### What needs to be done
Print each line exactly as it is given.

### Information provided
________________________

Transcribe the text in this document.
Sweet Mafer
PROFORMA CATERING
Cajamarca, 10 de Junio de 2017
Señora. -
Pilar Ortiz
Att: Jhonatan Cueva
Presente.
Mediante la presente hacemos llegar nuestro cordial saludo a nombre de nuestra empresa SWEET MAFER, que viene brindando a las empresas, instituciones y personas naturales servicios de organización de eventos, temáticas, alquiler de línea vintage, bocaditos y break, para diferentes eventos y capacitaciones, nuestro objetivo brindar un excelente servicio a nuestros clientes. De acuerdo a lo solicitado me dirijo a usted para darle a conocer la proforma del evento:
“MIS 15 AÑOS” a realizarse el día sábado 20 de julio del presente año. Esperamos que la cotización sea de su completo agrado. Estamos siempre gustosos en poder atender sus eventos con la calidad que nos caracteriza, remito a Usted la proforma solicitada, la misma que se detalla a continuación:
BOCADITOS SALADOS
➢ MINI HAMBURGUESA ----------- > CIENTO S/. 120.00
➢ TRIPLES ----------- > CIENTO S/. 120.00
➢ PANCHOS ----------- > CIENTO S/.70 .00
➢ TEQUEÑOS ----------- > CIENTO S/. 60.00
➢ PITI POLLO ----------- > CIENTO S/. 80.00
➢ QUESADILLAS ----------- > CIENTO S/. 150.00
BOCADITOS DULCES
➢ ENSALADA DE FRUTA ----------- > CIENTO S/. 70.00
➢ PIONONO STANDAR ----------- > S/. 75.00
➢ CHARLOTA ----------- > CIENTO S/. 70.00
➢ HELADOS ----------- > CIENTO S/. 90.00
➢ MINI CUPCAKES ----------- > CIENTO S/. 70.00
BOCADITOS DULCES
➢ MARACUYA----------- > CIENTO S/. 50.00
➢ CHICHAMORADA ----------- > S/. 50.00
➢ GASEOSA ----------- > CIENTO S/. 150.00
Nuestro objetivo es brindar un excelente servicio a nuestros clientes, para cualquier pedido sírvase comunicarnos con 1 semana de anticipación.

________________________

### Answer in full
Transcribe the text in this document.
Sweet Mafer
PROFORMA CATERING
Cajamarca, 10 de Junio de 2017
Señora. -
Pilar Ortiz
Att: Jhonatan Cueva
Presente.
Mediante la presente hacemos llegar nuestro cordial saludo a nombre de nuestra empresa SWEET MAFER, que viene brindando a las empresas, instituciones y personas naturales servicios de organización de eventos, temáticas, alquiler de línea vintage, bocaditos y break, para diferentes eventos y capacitaciones, nuestro objetivo brindar un excelente servicio a nuestros clientes. De acuerdo a lo solicitado me dirijo a usted para darle a conocer la proforma del evento:
“MIS 15 AÑOS” a realizarse el día sábado 20 de julio del presente año. Esperamos que la cotización sea de su completo agrado. Estamos siempre gustosos en poder atender sus eventos con la calidad que nos caracteriza, remito a Usted la proforma solicitada, la misma que se detalla a continuación:
BOCADITOS SALADOS
➢ MINI HAMBURGUESA ----------- > CIENTO S/. 120.00
➢ TRIPLES ----------- > CIENTO S/. 120.00
➢ PANCHOS ----------- > CIENTO S/.70 .00
➢ TEQUEÑOS ----------- > CIENTO S/. 60.00
➢ PITI POLLO ----------- > CIENTO S/. 80.00
➢ QUESADILLAS ----------- > CIENTO S/. 150.00
BOCADITOS DULCES
➢ ENSALADA DE FRUTA ----------- > CIENTO S/. 70.00
➢ PIONONO STANDAR ----------- > S/. 75.00
➢ CHARLOTA ----------- > CIENTO S/. 70.00
➢ HELADOS ----------- > CIENTO S/. 90.00
➢ MINI CUPCAKES ----------- > CIENTO S/. 70.00
BOCADITOS DULCES
➢ MARACUYA----------- > CIENTO S/. 50.00
➢ CHICHAMORADA ----------- > S/. 50.00
➢ GASEOSA ----------- > CIENTO S/. 150.00
Nuestro objetivo es brindar un excelente servicio a nuestros clientes, para cualquier pedido sírvase comunicarnos con 1 semana de anticipación.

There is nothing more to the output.